Stored entries:
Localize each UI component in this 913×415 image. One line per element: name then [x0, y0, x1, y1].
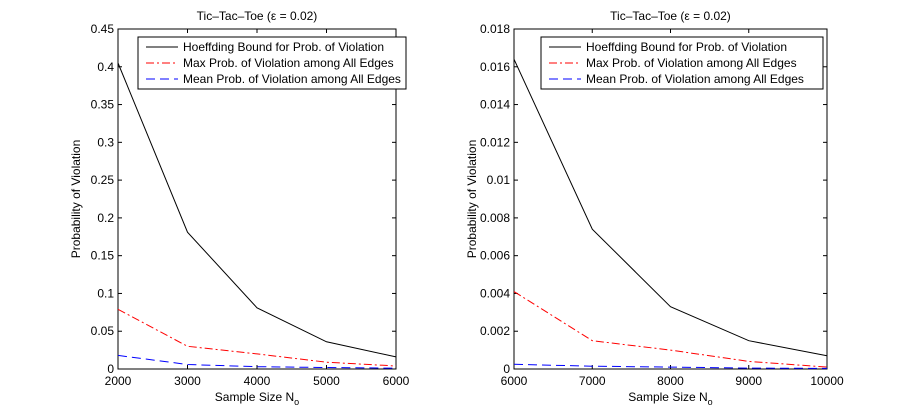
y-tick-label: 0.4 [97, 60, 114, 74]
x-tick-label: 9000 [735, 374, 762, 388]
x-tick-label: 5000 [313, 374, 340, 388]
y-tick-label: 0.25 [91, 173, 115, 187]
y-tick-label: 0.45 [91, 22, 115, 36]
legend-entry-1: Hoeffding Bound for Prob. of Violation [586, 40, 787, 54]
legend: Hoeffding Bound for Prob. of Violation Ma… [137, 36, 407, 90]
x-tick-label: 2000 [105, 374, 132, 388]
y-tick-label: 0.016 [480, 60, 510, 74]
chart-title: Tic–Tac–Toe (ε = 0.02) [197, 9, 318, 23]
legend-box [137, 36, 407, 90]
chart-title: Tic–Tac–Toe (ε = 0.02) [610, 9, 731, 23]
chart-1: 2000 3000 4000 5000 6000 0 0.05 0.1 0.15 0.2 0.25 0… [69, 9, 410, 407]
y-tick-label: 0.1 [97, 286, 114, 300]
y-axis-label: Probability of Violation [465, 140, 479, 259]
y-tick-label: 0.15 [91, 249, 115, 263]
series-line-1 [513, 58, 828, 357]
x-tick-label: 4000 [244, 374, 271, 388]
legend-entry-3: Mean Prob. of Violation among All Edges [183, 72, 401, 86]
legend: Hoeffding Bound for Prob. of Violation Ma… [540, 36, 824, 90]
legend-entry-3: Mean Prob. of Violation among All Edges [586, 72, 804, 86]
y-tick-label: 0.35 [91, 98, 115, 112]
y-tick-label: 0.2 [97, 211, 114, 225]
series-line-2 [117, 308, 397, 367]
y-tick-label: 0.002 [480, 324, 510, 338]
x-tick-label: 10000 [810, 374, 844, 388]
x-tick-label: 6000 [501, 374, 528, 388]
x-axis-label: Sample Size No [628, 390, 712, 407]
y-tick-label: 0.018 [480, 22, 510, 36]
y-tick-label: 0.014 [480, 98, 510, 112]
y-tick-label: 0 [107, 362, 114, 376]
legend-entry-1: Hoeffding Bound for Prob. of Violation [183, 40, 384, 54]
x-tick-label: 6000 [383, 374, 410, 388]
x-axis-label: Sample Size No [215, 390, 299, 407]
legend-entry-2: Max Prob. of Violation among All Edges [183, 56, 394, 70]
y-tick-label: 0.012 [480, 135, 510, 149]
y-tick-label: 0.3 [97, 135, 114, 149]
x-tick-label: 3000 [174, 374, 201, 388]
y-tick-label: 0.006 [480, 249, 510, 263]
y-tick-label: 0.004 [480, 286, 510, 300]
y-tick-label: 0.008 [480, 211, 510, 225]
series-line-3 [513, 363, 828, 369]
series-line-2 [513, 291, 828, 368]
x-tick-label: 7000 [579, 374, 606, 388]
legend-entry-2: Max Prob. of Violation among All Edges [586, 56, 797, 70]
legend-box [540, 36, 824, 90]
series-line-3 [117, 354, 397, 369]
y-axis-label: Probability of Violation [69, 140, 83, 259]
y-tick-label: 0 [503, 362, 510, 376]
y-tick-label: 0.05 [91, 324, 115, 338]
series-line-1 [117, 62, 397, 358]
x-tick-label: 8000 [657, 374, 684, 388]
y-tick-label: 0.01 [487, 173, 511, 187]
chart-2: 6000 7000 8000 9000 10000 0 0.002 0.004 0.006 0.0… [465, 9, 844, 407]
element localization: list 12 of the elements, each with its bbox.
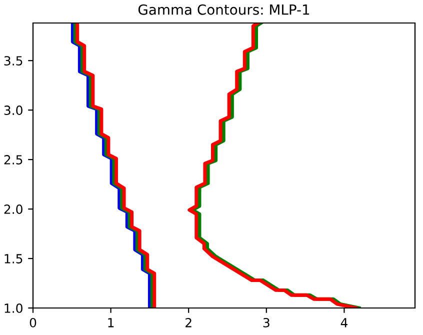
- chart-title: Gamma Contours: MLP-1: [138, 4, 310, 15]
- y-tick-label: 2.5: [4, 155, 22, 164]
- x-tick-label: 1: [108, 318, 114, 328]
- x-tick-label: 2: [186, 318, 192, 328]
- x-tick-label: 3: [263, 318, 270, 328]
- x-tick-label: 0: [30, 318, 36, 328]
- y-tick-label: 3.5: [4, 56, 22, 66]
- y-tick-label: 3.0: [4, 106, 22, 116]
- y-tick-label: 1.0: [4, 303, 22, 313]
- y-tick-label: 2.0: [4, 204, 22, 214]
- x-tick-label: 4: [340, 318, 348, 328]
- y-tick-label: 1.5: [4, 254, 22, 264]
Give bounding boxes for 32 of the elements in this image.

> **Task requirements**
Reproduce all of the data above verbatim, line by line, leaving out the picture markers.

> **Answer**
Localize each UI component in this 913×415 image. One line per element: name then [x0, y0, x1, y1].
y-tick-label: 0.4 [97, 60, 114, 74]
x-tick-label: 9000 [735, 374, 762, 388]
x-tick-label: 5000 [313, 374, 340, 388]
y-tick-label: 0.25 [91, 173, 115, 187]
y-tick-label: 0.45 [91, 22, 115, 36]
legend-entry-1: Hoeffding Bound for Prob. of Violation [586, 40, 787, 54]
legend: Hoeffding Bound for Prob. of Violation Ma… [137, 36, 407, 90]
x-tick-label: 2000 [105, 374, 132, 388]
y-tick-label: 0.016 [480, 60, 510, 74]
chart-title: Tic–Tac–Toe (ε = 0.02) [197, 9, 318, 23]
legend-box [137, 36, 407, 90]
chart-title: Tic–Tac–Toe (ε = 0.02) [610, 9, 731, 23]
chart-1: 2000 3000 4000 5000 6000 0 0.05 0.1 0.15 0.2 0.25 0… [69, 9, 410, 407]
y-tick-label: 0.1 [97, 286, 114, 300]
y-axis-label: Probability of Violation [465, 140, 479, 259]
y-tick-label: 0.15 [91, 249, 115, 263]
series-line-1 [513, 58, 828, 357]
x-tick-label: 4000 [244, 374, 271, 388]
legend-entry-3: Mean Prob. of Violation among All Edges [183, 72, 401, 86]
legend: Hoeffding Bound for Prob. of Violation Ma… [540, 36, 824, 90]
legend-entry-3: Mean Prob. of Violation among All Edges [586, 72, 804, 86]
y-tick-label: 0.35 [91, 98, 115, 112]
y-tick-label: 0.2 [97, 211, 114, 225]
series-line-2 [117, 308, 397, 367]
y-tick-label: 0.002 [480, 324, 510, 338]
x-tick-label: 10000 [810, 374, 844, 388]
x-tick-label: 6000 [501, 374, 528, 388]
x-axis-label: Sample Size No [628, 390, 712, 407]
y-tick-label: 0.018 [480, 22, 510, 36]
y-tick-label: 0.014 [480, 98, 510, 112]
y-tick-label: 0 [107, 362, 114, 376]
legend-entry-1: Hoeffding Bound for Prob. of Violation [183, 40, 384, 54]
x-tick-label: 6000 [383, 374, 410, 388]
x-axis-label: Sample Size No [215, 390, 299, 407]
legend-entry-2: Max Prob. of Violation among All Edges [183, 56, 394, 70]
y-tick-label: 0.012 [480, 135, 510, 149]
y-tick-label: 0.3 [97, 135, 114, 149]
x-tick-label: 3000 [174, 374, 201, 388]
y-tick-label: 0.006 [480, 249, 510, 263]
y-tick-label: 0.004 [480, 286, 510, 300]
y-tick-label: 0.008 [480, 211, 510, 225]
series-line-3 [513, 363, 828, 369]
series-line-2 [513, 291, 828, 368]
x-tick-label: 7000 [579, 374, 606, 388]
legend-entry-2: Max Prob. of Violation among All Edges [586, 56, 797, 70]
legend-box [540, 36, 824, 90]
series-line-3 [117, 354, 397, 369]
y-axis-label: Probability of Violation [69, 140, 83, 259]
y-tick-label: 0 [503, 362, 510, 376]
y-tick-label: 0.05 [91, 324, 115, 338]
series-line-1 [117, 62, 397, 358]
x-tick-label: 8000 [657, 374, 684, 388]
y-tick-label: 0.01 [487, 173, 511, 187]
chart-2: 6000 7000 8000 9000 10000 0 0.002 0.004 0.006 0.0… [465, 9, 844, 407]
element localization: list 12 of the elements, each with its bbox.
- chart-title: Gamma Contours: MLP-1: [138, 4, 310, 15]
- y-tick-label: 2.5: [4, 155, 22, 164]
- x-tick-label: 1: [108, 318, 114, 328]
- x-tick-label: 2: [186, 318, 192, 328]
- x-tick-label: 3: [263, 318, 270, 328]
- x-tick-label: 0: [30, 318, 36, 328]
- y-tick-label: 3.5: [4, 56, 22, 66]
- y-tick-label: 3.0: [4, 106, 22, 116]
- y-tick-label: 1.0: [4, 303, 22, 313]
- y-tick-label: 2.0: [4, 204, 22, 214]
- x-tick-label: 4: [340, 318, 348, 328]
- y-tick-label: 1.5: [4, 254, 22, 264]
Give bounding boxes for 32 of the elements in this image.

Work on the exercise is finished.